**Goal:** Each record below must be returned exactly as shown.

**The input:**

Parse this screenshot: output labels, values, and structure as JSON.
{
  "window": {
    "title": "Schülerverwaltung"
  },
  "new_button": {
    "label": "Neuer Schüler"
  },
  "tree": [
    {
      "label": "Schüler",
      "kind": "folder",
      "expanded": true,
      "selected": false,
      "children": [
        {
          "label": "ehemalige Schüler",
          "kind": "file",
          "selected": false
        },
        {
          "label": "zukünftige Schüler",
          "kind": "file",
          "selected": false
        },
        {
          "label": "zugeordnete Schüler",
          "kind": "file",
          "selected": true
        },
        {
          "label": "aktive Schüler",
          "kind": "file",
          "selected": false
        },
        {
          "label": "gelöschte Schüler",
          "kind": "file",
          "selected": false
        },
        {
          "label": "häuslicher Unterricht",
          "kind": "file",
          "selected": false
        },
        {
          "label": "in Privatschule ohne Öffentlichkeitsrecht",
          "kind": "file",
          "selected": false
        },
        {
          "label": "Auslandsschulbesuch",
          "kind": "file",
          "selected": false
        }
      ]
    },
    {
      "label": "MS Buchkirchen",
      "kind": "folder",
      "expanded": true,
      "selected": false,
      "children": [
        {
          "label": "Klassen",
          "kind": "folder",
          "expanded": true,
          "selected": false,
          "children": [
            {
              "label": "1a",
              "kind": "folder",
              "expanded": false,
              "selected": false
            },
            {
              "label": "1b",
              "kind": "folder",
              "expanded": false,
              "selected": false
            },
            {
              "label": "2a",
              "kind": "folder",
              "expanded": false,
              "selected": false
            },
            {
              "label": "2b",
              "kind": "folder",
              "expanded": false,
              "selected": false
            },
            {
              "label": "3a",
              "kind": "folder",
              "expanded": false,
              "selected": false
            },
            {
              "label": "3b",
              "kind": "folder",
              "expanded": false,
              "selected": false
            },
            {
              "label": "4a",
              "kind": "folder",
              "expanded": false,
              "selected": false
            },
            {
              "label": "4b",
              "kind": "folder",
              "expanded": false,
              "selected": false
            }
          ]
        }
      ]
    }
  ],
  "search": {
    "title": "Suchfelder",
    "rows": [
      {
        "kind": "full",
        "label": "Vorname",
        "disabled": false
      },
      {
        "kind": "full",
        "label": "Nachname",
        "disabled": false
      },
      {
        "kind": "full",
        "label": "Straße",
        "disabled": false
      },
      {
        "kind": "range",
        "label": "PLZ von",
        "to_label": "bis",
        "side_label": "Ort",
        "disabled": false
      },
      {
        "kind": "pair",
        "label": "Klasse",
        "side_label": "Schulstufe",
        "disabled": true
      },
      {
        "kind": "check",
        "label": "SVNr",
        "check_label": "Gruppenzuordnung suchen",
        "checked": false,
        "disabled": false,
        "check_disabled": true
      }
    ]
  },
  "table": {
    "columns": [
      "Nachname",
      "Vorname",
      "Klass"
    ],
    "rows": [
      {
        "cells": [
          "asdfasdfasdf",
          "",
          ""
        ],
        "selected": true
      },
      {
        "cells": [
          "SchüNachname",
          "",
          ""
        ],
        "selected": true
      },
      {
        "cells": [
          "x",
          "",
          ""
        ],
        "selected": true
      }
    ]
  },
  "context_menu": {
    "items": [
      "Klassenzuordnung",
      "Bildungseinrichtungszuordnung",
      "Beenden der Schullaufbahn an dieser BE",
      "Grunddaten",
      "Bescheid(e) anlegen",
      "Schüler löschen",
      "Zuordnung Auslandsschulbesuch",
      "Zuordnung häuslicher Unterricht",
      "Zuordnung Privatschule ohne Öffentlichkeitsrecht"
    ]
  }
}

**Answer for the task:**
Parse this screenshot: output labels, values, and structure as JSON.
{
  "window": {
    "title": "Schülerverwaltung"
  },
  "new_button": {
    "label": "Neuer Schüler"
  },
  "tree": [
    {
      "label": "Schüler",
      "kind": "folder",
      "expanded": true,
      "selected": false,
      "children": [
        {
          "label": "ehemalige Schüler",
          "kind": "file",
          "selected": false
        },
        {
          "label": "zukünftige Schüler",
          "kind": "file",
          "selected": false
        },
        {
          "label": "zugeordnete Schüler",
          "kind": "file",
          "selected": true
        },
        {
          "label": "aktive Schüler",
          "kind": "file",
          "selected": false
        },
        {
          "label": "gelöschte Schüler",
          "kind": "file",
          "selected": false
        },
        {
          "label": "häuslicher Unterricht",
          "kind": "file",
          "selected": false
        },
        {
          "label": "in Privatschule ohne Öffentlichkeitsrecht",
          "kind": "file",
          "selected": false
        },
        {
          "label": "Auslandsschulbesuch",
          "kind": "file",
          "selected": false
        }
      ]
    },
    {
      "label": "MS Buchkirchen",
      "kind": "folder",
      "expanded": true,
      "selected": false,
      "children": [
        {
          "label": "Klassen",
          "kind": "folder",
          "expanded": true,
          "selected": false,
          "children": [
            {
              "label": "1a",
              "kind": "folder",
              "expanded": false,
              "selected": false
            },
            {
              "label": "1b",
              "kind": "folder",
              "expanded": false,
              "selected": false
            },
            {
              "label": "2a",
              "kind": "folder",
              "expanded": false,
              "selected": false
            },
            {
              "label": "2b",
              "kind": "folder",
              "expanded": false,
              "selected": false
            },
            {
              "label": "3a",
              "kind": "folder",
              "expanded": false,
              "selected": false
            },
            {
              "label": "3b",
              "kind": "folder",
              "expanded": false,
              "selected": false
            },
            {
              "label": "4a",
              "kind": "folder",
              "expanded": false,
              "selected": false
            },
            {
              "label": "4b",
              "kind": "folder",
              "expanded": false,
              "selected": false
            }
          ]
        }
      ]
    }
  ],
  "search": {
    "title": "Suchfelder",
    "rows": [
      {
        "kind": "full",
        "label": "Vorname",
        "disabled": false
      },
      {
        "kind": "full",
        "label": "Nachname",
        "disabled": false
      },
      {
        "kind": "full",
        "label": "Straße",
        "disabled": false
      },
      {
        "kind": "range",
        "label": "PLZ von",
        "to_label": "bis",
        "side_label": "Ort",
        "disabled": false
      },
      {
        "kind": "pair",
        "label": "Klasse",
        "side_label": "Schulstufe",
        "disabled": true
      },
      {
        "kind": "check",
        "label": "SVNr",
        "check_label": "Gruppenzuordnung suchen",
        "checked": false,
        "disabled": false,
        "check_disabled": true
      }
    ]
  },
  "table": {
    "columns": [
      "Nachname",
      "Vorname",
      "Klass"
    ],
    "rows": [
      {
        "cells": [
          "asdfasdfasdf",
          "",
          ""
        ],
        "selected": true
      },
      {
        "cells": [
          "SchüNachname",
          "",
          ""
        ],
        "selected": true
      },
      {
        "cells": [
          "x",
          "",
          ""
        ],
        "selected": true
      }
    ]
  },
  "context_menu": {
    "items": [
      "Klassenzuordnung",
      "Bildungseinrichtungszuordnung",
      "Beenden der Schullaufbahn an dieser BE",
      "Grunddaten",
      "Bescheid(e) anlegen",
      "Schüler löschen",
      "Zuordnung Auslandsschulbesuch",
      "Zuordnung häuslicher Unterricht",
      "Zuordnung Privatschule ohne Öffentlichkeitsrecht"
    ]
  }
}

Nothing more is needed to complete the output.